Selection:
▼

4.6. Dictionary
re-organization
The number of words obtained
from BAMA is too large to be inserted into Link-Parser dictionaries. It was
needed to minimize the number of used words to get better performance and
remove space redundancy of the system.
It has been found that if some
words have the same set of PoS tags for their analysis without redundancy, this
PoS tag set can be used as a signature for these set of words. As mentioned in
section 4.2, all words having the same PoS tag, are placed in a separate file.
An index for this shared PoS tag-set can be used to minimize the number of
words in the dictionary, by assigning an ID for every set of words sharing the
same set of PoS tags.
Algorithm 4.2 is for assigning
IDs for compatible words (those sharing the same PoS tag set).
Algorithm 4.2:
Input: list of files containing words
Output: list of files containing IDs and an index file containing
the files that contain each ID.
Process:
1.
Scan
all given files and generate a unique list of words Luwords
2.
Initialize
a dictionary (hash-table)<key, value> : Dic<K, V> where K is a bit-vector, and its length is the number of input files, and every bit is designated
a specific file in the given input files, and its value V is the class ID.
Initially the dictionary is empty
3.
LID
↤ 0
4.
For
every chunk of words (a million) do:
a.
Create
a vector of bit-vectors Lfiles[BVi] where its size is the
chunk size, and BVi is a bit vector for word i in the chunk and its
length = # of input files.
b.
Scan
all input files against the words in the chunk and set the Lfiles[BVi[n]]
= 1 where the file n contains the word i.
c.
For
every entry in Lfiles , C do:
i.
If
Lfiles in keys of Dic do:
1.
Assign
the words associated with C the id Dic[C].
ii.
Else
1.
Insert
into Dic the key C and its value = LID+1
2.

▲

Given material:
▼

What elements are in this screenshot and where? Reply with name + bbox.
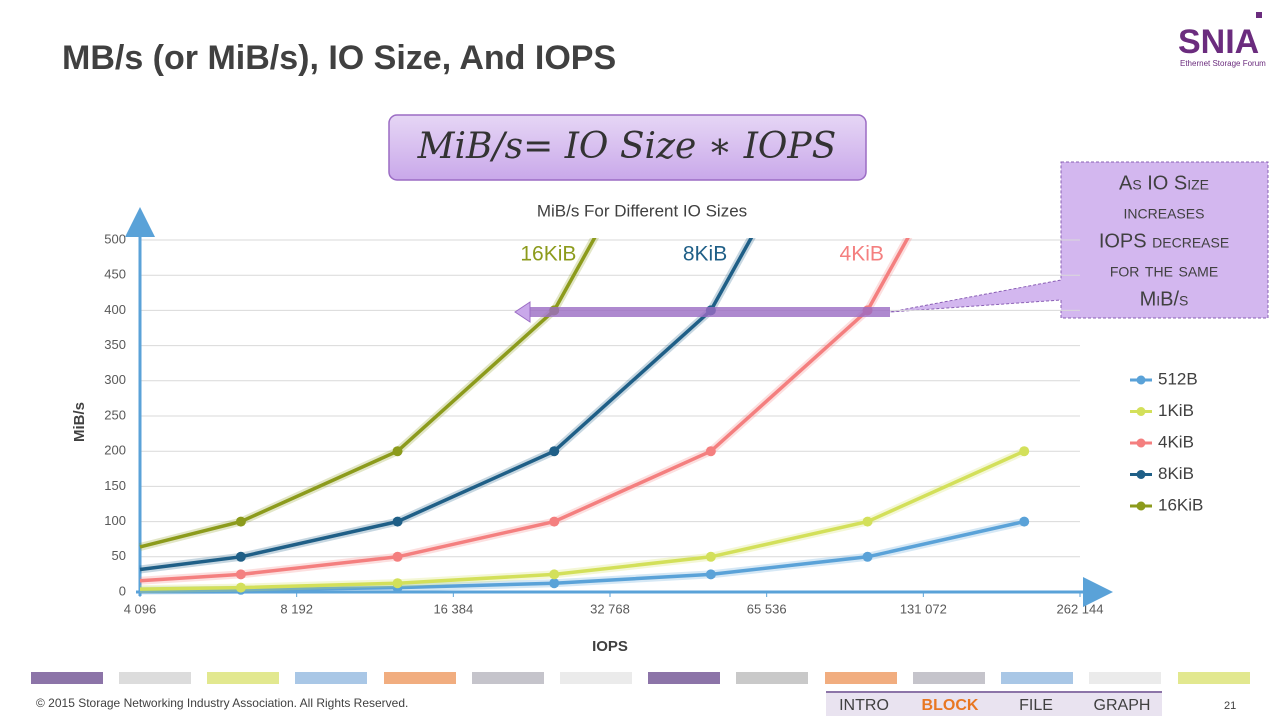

▲

What to do:
• A. Print the portion of the dictionary re-organization section that begins with the words containing "4.6. Dictionary" and ends with "of PoS tags.", copying it exactly.
• B. Using the dictionary re-organization section, answer yes or no for each statement and quote the deciding words: (i) The words from BAMA can be inserted into Link-Parser dictionaries as they are. (ii) Algorithm 4.2 processes words in chunks of a million. (iii) In the dictionary Dic, the key K is the class ID.

Solutions to the tasks:
• A.
4.6. Dictionary
re-organization
The number of words obtained
from BAMA is too large to be inserted into Link-Parser dictionaries. It was
needed to minimize the number of used words to get better performance and
remove space redundancy of the system.
It has been found that if some
words have the same set of PoS tags for their analysis without redundancy, this
PoS tag set can be used as a signature for these set of words. As mentioned in
section 4.2, all words having the same PoS tag, are placed in a separate file.
An index for this shared PoS tag-set can be used to minimize the number of
words in the dictionary, by assigning an ID for every set of words sharing the
same set of PoS tags.

• B.
(i) No: "is too large to be inserted into Link-Parser dictionaries"
(ii) Yes: "every chunk of words (a million)"
(iii) No: "its value V is the class ID"